▸ **GIVEN TASK**
Transcribe every entry word for word, but skip the images.
• • • •
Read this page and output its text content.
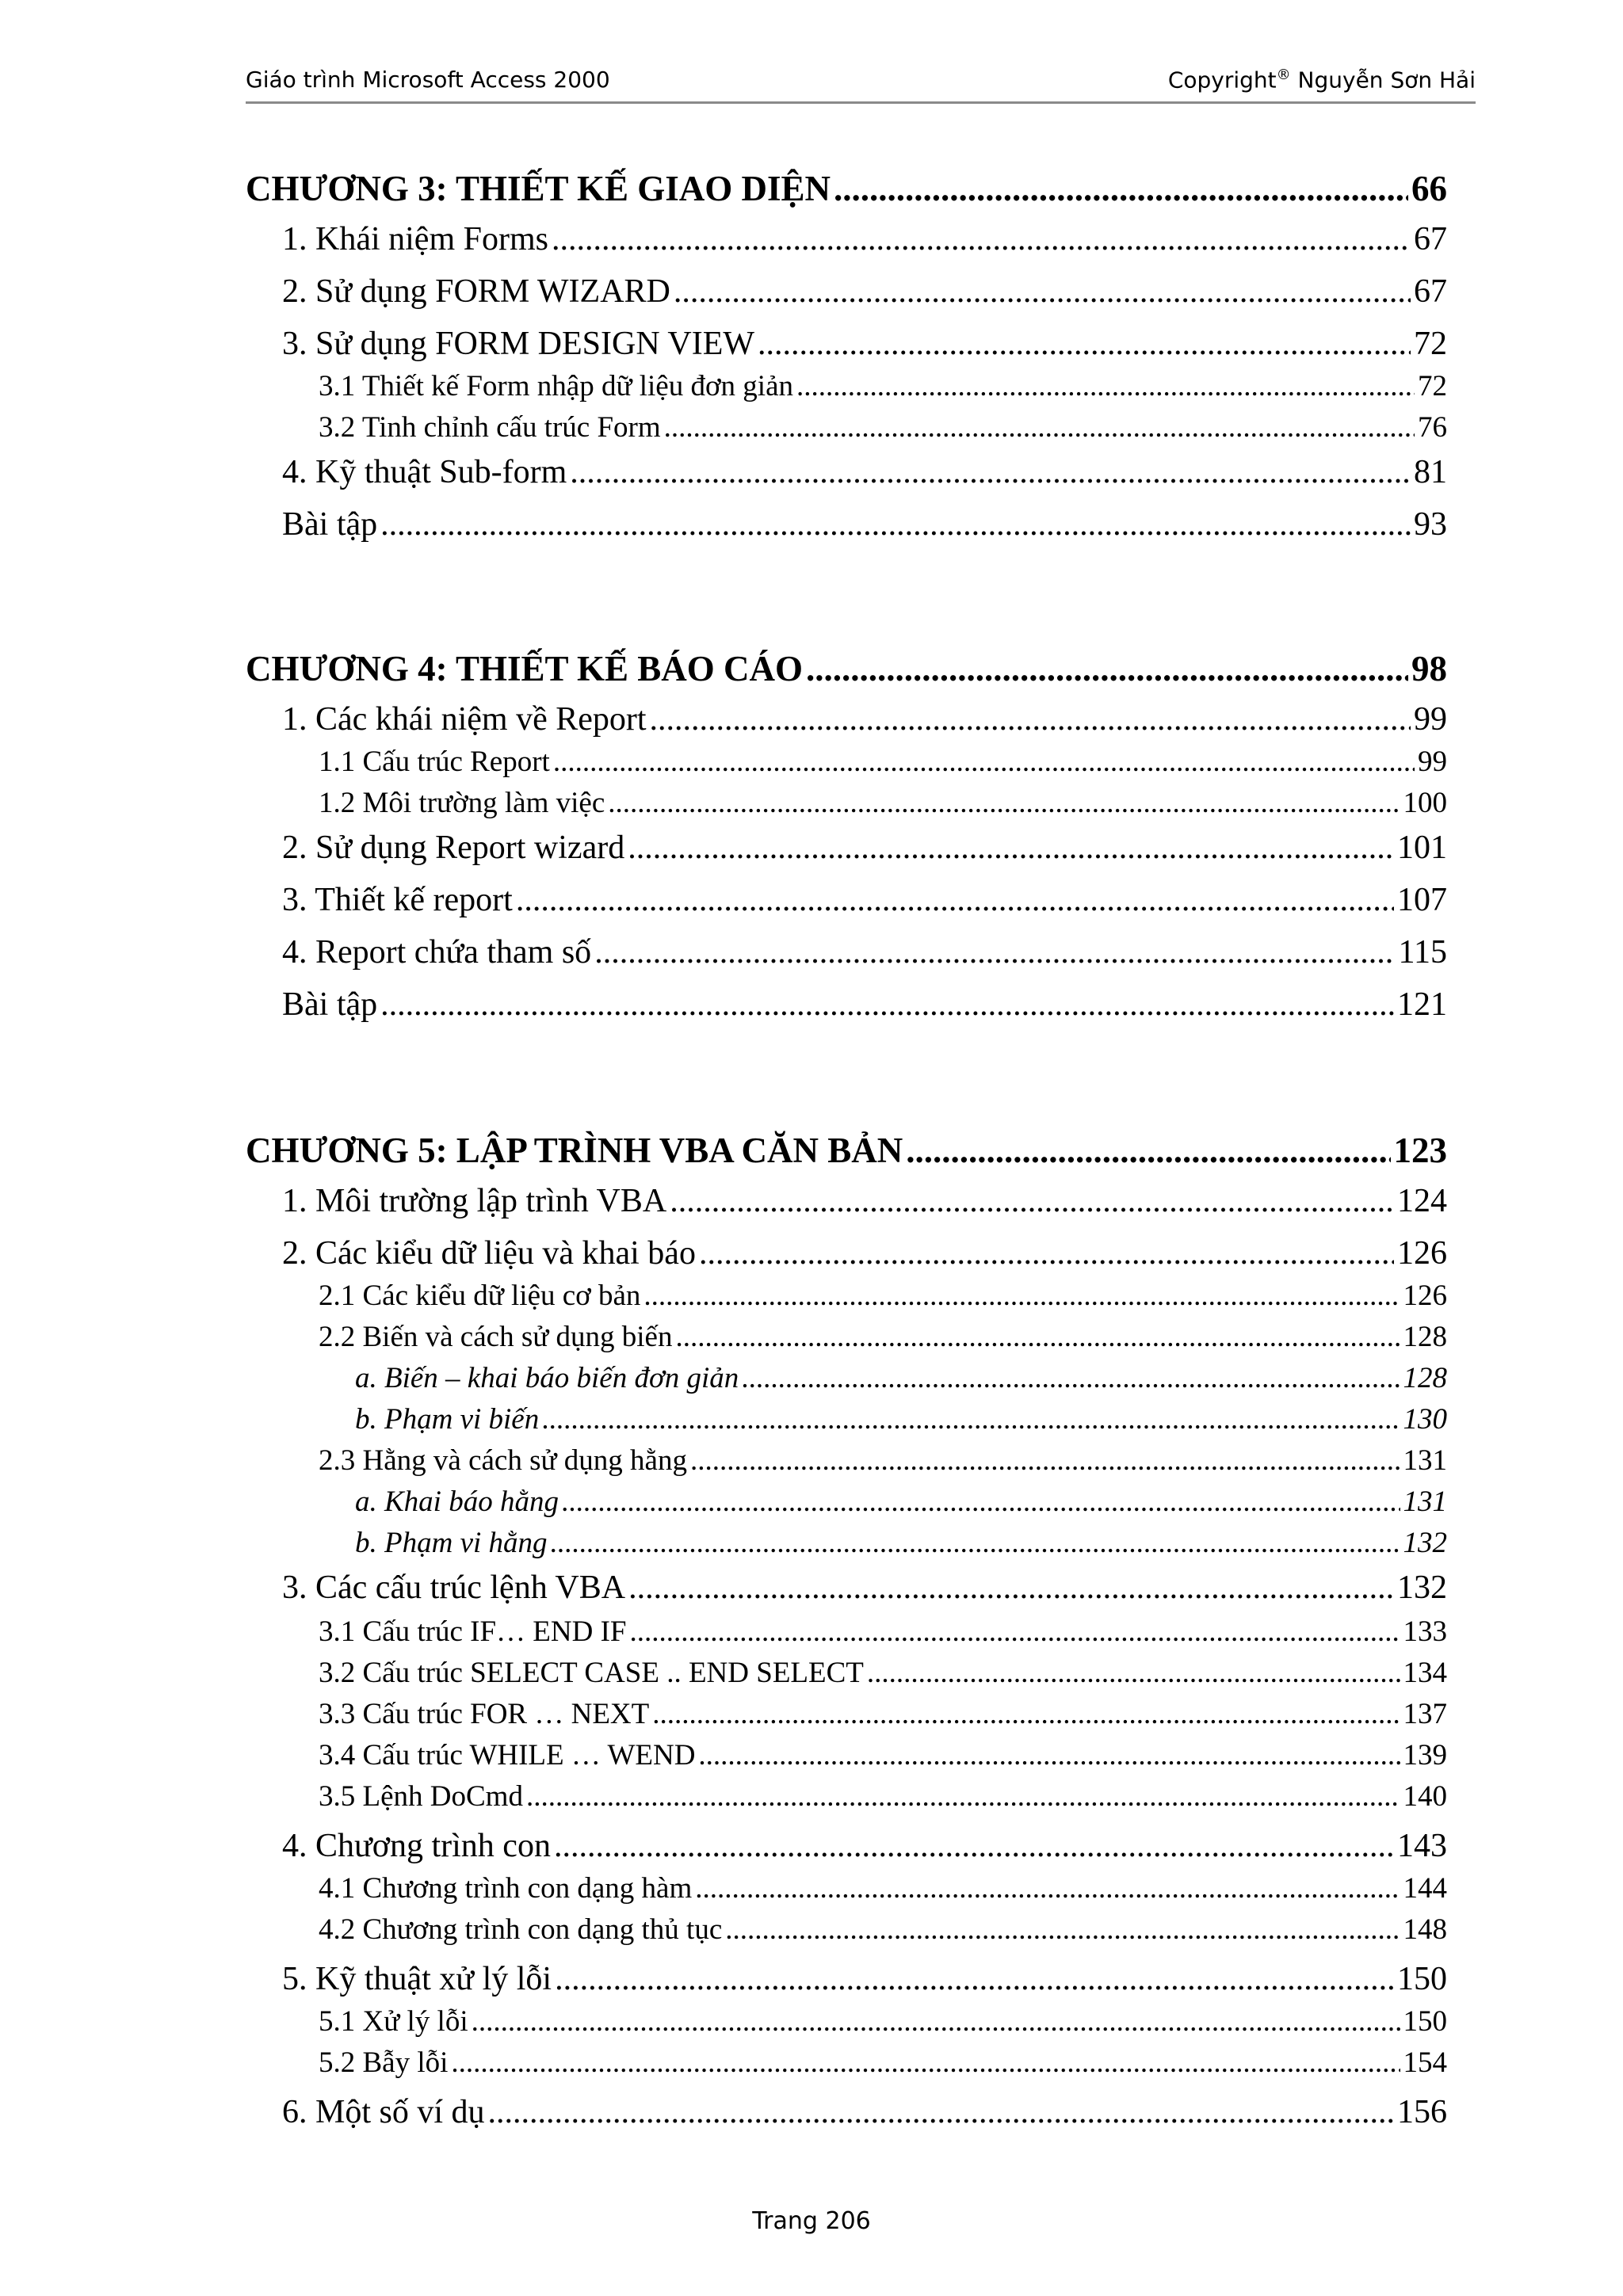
Giáo trình Microsoft Access 2000	Copyright® Nguyễn Sơn Hải
CHƯƠNG 3: THIẾT KẾ GIAO DIỆN .....	66
1. Khái niệm Forms .....	67
2. Sử dụng FORM WIZARD .....	67
3. Sử dụng FORM DESIGN VIEW .....	72
3.1 Thiết kế Form nhập dữ liệu đơn giản .....	72
3.2 Tinh chỉnh cấu trúc Form .....	76
4. Kỹ thuật Sub-form .....	81
Bài tập .....	93
CHƯƠNG 4: THIẾT KẾ BÁO CÁO .....	98
1. Các khái niệm về Report .....	99
1.1 Cấu trúc Report .....	99
1.2 Môi trường làm việc .....	100
2. Sử dụng Report wizard .....	101
3. Thiết kế report .....	107
4. Report chứa tham số .....	115
Bài tập .....	121
CHƯƠNG 5: LẬP TRÌNH VBA CĂN BẢN .....	123
1. Môi trường lập trình VBA .....	124
2. Các kiểu dữ liệu và khai báo .....	126
2.1 Các kiểu dữ liệu cơ bản .....	126
2.2 Biến và cách sử dụng biến .....	128
a. Biến – khai báo biến đơn giản .....	128
b. Phạm vi biến .....	130
2.3 Hằng và cách sử dụng hằng .....	131
a. Khai báo hằng .....	131
b. Phạm vi hằng .....	132
3. Các cấu trúc lệnh VBA .....	132
3.1 Cấu trúc IF… END IF .....	133
3.2 Cấu trúc SELECT CASE .. END SELECT .....	134
3.3 Cấu trúc FOR … NEXT .....	137
3.4 Cấu trúc WHILE … WEND .....	139
3.5 Lệnh DoCmd .....	140
4. Chương trình con .....	143
4.1 Chương trình con dạng hàm .....	144
4.2 Chương trình con dạng thủ tục .....	148
5. Kỹ thuật xử lý lỗi .....	150
5.1 Xử lý lỗi .....	150
5.2 Bẫy lỗi .....	154
6. Một số ví dụ .....	156
Trang 206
• • • •
▸ **FULL ANSWER**
Read this page and output its text content.
Giáo trình Microsoft Access 2000	Copyright® Nguyễn Sơn Hải
CHƯƠNG 3: THIẾT KẾ GIAO DIỆN .....	66
1. Khái niệm Forms .....	67
2. Sử dụng FORM WIZARD .....	67
3. Sử dụng FORM DESIGN VIEW .....	72
3.1 Thiết kế Form nhập dữ liệu đơn giản .....	72
3.2 Tinh chỉnh cấu trúc Form .....	76
4. Kỹ thuật Sub-form .....	81
Bài tập .....	93
CHƯƠNG 4: THIẾT KẾ BÁO CÁO .....	98
1. Các khái niệm về Report .....	99
1.1 Cấu trúc Report .....	99
1.2 Môi trường làm việc .....	100
2. Sử dụng Report wizard .....	101
3. Thiết kế report .....	107
4. Report chứa tham số .....	115
Bài tập .....	121
CHƯƠNG 5: LẬP TRÌNH VBA CĂN BẢN .....	123
1. Môi trường lập trình VBA .....	124
2. Các kiểu dữ liệu và khai báo .....	126
2.1 Các kiểu dữ liệu cơ bản .....	126
2.2 Biến và cách sử dụng biến .....	128
a. Biến – khai báo biến đơn giản .....	128
b. Phạm vi biến .....	130
2.3 Hằng và cách sử dụng hằng .....	131
a. Khai báo hằng .....	131
b. Phạm vi hằng .....	132
3. Các cấu trúc lệnh VBA .....	132
3.1 Cấu trúc IF… END IF .....	133
3.2 Cấu trúc SELECT CASE .. END SELECT .....	134
3.3 Cấu trúc FOR … NEXT .....	137
3.4 Cấu trúc WHILE … WEND .....	139
3.5 Lệnh DoCmd .....	140
4. Chương trình con .....	143
4.1 Chương trình con dạng hàm .....	144
4.2 Chương trình con dạng thủ tục .....	148
5. Kỹ thuật xử lý lỗi .....	150
5.1 Xử lý lỗi .....	150
5.2 Bẫy lỗi .....	154
6. Một số ví dụ .....	156
Trang 206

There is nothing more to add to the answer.